-- begin Dataset excerpts --

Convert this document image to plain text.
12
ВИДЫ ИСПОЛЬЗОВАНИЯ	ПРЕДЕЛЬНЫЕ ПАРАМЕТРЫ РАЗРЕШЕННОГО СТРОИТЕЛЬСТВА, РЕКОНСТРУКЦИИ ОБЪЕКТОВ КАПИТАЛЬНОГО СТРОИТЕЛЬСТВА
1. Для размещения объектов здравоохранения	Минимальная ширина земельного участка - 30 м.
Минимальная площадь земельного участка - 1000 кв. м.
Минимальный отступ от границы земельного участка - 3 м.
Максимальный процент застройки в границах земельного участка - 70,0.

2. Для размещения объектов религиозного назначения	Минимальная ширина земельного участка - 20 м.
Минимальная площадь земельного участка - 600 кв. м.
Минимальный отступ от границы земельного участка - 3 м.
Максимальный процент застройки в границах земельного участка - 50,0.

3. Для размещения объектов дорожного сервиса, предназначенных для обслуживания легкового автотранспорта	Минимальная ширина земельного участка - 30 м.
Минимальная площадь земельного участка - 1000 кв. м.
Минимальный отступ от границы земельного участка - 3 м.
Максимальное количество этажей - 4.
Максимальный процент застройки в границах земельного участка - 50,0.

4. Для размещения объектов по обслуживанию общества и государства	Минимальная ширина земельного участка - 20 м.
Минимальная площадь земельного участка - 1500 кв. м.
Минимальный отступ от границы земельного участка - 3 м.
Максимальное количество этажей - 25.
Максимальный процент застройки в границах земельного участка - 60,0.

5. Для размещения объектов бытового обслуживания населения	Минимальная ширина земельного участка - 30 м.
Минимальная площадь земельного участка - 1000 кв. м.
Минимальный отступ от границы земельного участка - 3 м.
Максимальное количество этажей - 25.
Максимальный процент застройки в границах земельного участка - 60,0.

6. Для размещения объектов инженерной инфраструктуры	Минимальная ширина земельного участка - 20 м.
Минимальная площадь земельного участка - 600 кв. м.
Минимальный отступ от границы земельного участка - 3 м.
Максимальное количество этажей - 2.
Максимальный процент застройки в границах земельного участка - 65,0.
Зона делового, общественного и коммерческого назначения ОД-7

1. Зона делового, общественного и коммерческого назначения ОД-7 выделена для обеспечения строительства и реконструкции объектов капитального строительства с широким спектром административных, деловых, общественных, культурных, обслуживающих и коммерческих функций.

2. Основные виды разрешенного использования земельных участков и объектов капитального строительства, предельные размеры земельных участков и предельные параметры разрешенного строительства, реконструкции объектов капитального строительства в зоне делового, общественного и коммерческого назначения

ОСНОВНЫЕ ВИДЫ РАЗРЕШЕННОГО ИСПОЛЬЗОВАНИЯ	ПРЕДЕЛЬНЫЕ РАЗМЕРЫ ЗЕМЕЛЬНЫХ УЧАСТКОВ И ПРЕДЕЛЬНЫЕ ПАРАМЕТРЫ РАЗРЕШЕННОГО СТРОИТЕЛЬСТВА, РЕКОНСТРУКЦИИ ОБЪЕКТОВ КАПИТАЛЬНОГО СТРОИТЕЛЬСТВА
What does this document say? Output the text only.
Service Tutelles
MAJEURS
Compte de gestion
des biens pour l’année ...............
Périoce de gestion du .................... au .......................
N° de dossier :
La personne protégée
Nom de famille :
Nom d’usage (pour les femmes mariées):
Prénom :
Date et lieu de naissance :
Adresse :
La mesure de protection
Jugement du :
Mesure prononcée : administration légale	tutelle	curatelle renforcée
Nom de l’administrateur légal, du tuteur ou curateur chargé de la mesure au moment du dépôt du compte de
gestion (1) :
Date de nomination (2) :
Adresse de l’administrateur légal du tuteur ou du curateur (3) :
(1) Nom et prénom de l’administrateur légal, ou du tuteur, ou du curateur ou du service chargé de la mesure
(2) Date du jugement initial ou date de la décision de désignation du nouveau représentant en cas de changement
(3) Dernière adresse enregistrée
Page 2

-- end Dataset excerpts --

**What to do**. Collect from the data above every line that includes "chargé".

**Written solution**.
Nom de l’administrateur légal, du tuteur ou curateur chargé de la mesure au moment du dépôt du compte de
(1) Nom et prénom de l’administrateur légal, ou du tuteur, ou du curateur ou du service chargé de la mesure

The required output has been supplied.